Recorded data
..........

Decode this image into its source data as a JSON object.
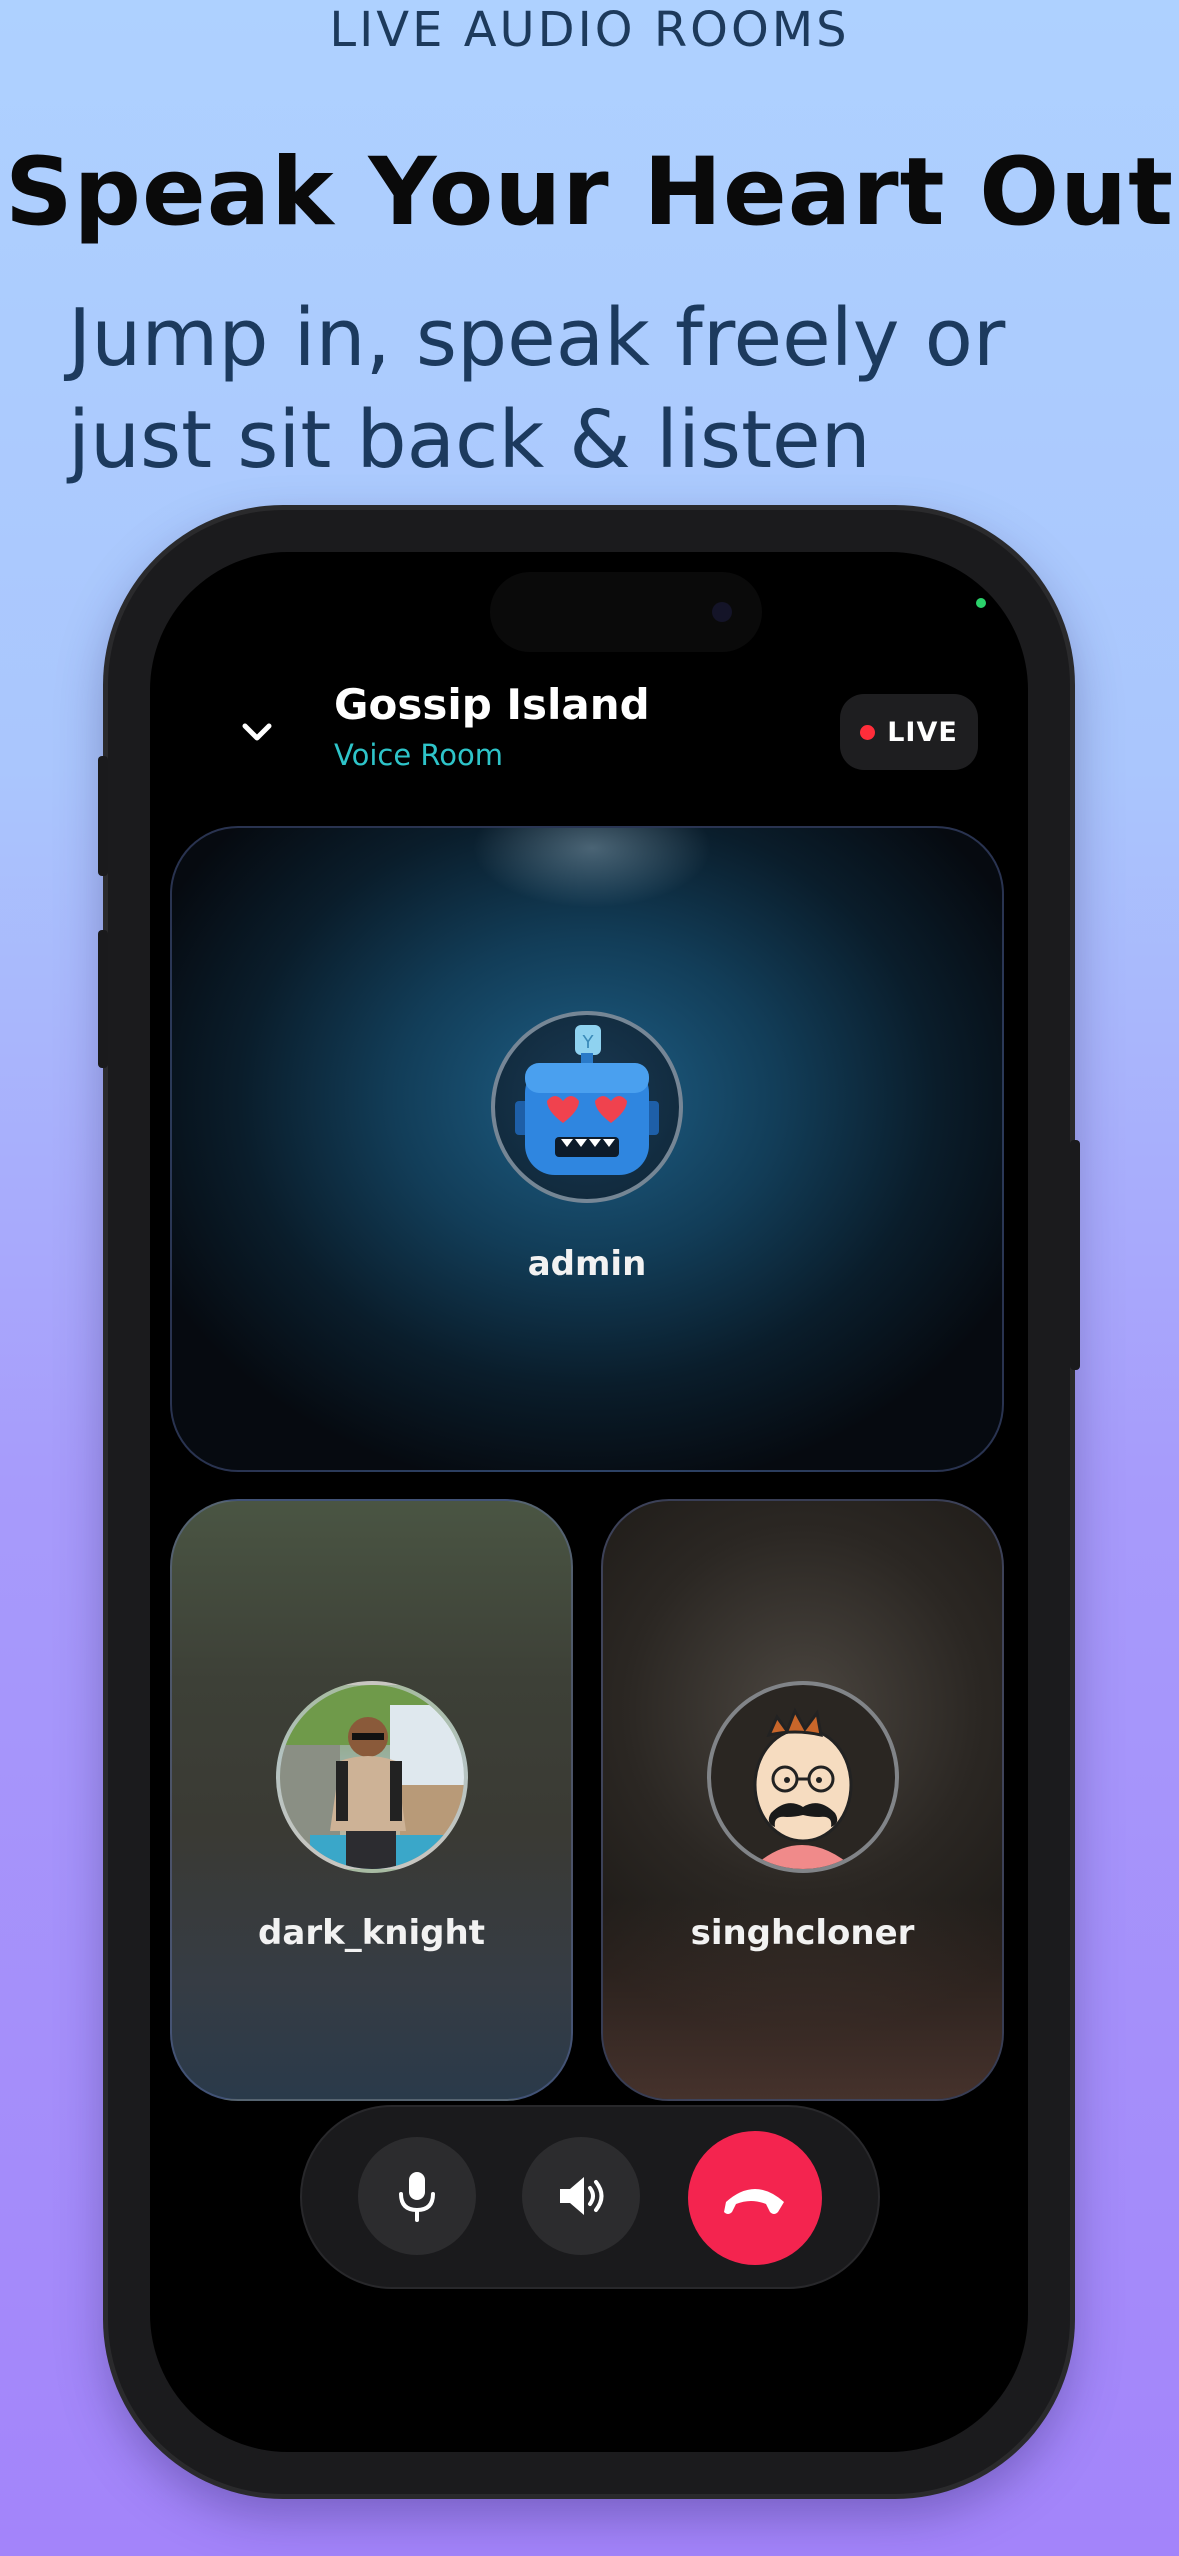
{
  "promo": {
    "eyebrow": "LIVE AUDIO ROOMS",
    "headline": "Speak Your Heart Out",
    "subhead": "Jump in, speak freely or just sit back & listen"
  },
  "room": {
    "title": "Gossip Island",
    "subtitle": "Voice Room",
    "live_label": "LIVE",
    "back_icon": "chevron-down-icon"
  },
  "participants": [
    {
      "name": "admin",
      "avatar": "robot-heart-eyes-avatar"
    },
    {
      "name": "dark_knight",
      "avatar": "photo-avatar"
    },
    {
      "name": "singhcloner",
      "avatar": "mustache-cartoon-avatar"
    }
  ],
  "controls": {
    "mic_icon": "microphone-icon",
    "speaker_icon": "speaker-icon",
    "end_icon": "hang-up-icon"
  },
  "colors": {
    "accent_teal": "#2ec4c9",
    "live_red": "#ff2d3a",
    "end_call": "#f4244f"
  }
}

..........

> **Description of the task**:
Transcribe every entry word for word, but omit the pictures.

> **The solution**:
Decode this image into its source data as a JSON object.
{
  "promo": {
    "eyebrow": "LIVE AUDIO ROOMS",
    "headline": "Speak Your Heart Out",
    "subhead": "Jump in, speak freely or just sit back & listen"
  },
  "room": {
    "title": "Gossip Island",
    "subtitle": "Voice Room",
    "live_label": "LIVE",
    "back_icon": "chevron-down-icon"
  },
  "participants": [
    {
      "name": "admin",
      "avatar": "robot-heart-eyes-avatar"
    },
    {
      "name": "dark_knight",
      "avatar": "photo-avatar"
    },
    {
      "name": "singhcloner",
      "avatar": "mustache-cartoon-avatar"
    }
  ],
  "controls": {
    "mic_icon": "microphone-icon",
    "speaker_icon": "speaker-icon",
    "end_icon": "hang-up-icon"
  },
  "colors": {
    "accent_teal": "#2ec4c9",
    "live_red": "#ff2d3a",
    "end_call": "#f4244f"
  }
}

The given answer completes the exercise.